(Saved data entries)

━━━━━━━━

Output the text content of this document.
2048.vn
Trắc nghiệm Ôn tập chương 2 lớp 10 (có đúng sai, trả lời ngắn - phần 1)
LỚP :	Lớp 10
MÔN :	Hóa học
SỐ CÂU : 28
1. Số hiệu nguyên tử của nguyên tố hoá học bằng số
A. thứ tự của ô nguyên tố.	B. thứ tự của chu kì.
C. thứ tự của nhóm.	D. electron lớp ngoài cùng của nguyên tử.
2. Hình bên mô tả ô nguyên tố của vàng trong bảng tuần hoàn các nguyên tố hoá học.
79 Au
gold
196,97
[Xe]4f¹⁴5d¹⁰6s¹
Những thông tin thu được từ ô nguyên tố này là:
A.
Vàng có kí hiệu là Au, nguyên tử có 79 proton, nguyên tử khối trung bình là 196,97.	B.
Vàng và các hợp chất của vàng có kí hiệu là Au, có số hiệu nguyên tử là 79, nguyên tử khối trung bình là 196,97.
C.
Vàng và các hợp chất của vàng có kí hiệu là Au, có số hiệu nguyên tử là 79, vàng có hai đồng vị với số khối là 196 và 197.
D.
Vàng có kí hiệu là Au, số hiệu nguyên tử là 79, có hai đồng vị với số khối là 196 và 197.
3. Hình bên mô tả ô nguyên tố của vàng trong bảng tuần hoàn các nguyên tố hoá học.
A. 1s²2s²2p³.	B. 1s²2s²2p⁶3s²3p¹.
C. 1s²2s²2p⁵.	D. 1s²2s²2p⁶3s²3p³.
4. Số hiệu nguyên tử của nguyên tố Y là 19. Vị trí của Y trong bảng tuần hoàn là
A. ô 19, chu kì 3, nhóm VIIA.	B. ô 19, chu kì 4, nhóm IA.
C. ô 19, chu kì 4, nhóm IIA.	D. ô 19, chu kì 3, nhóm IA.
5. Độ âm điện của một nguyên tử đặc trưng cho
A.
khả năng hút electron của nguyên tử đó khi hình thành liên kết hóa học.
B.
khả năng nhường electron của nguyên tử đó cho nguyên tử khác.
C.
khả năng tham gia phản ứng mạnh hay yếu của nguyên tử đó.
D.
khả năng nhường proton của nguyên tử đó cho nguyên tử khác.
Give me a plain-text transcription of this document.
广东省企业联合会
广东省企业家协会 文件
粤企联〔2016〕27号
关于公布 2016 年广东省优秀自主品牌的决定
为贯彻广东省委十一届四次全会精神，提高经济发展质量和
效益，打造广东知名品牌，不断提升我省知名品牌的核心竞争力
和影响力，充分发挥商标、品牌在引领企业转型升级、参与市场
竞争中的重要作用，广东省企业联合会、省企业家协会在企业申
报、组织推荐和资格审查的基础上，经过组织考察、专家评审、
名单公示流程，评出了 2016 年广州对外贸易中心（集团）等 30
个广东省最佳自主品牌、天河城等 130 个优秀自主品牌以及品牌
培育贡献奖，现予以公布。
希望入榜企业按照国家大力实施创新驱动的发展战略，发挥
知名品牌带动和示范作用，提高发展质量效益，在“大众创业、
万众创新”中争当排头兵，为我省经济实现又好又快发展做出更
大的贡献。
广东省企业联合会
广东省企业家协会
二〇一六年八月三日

━━━━━━━━

## EXERCISE OBJECTIVE
Everything from the line containing "Give me a plain-text" to the end of the records must be written out exactly; include both of those lines and no others.

## THE ANSWER
Give me a plain-text transcription of this document.
广东省企业联合会
广东省企业家协会 文件
粤企联〔2016〕27号
关于公布 2016 年广东省优秀自主品牌的决定
为贯彻广东省委十一届四次全会精神，提高经济发展质量和
效益，打造广东知名品牌，不断提升我省知名品牌的核心竞争力
和影响力，充分发挥商标、品牌在引领企业转型升级、参与市场
竞争中的重要作用，广东省企业联合会、省企业家协会在企业申
报、组织推荐和资格审查的基础上，经过组织考察、专家评审、
名单公示流程，评出了 2016 年广州对外贸易中心（集团）等 30
个广东省最佳自主品牌、天河城等 130 个优秀自主品牌以及品牌
培育贡献奖，现予以公布。
希望入榜企业按照国家大力实施创新驱动的发展战略，发挥
知名品牌带动和示范作用，提高发展质量效益，在“大众创业、
万众创新”中争当排头兵，为我省经济实现又好又快发展做出更
大的贡献。
广东省企业联合会
广东省企业家协会
二〇一六年八月三日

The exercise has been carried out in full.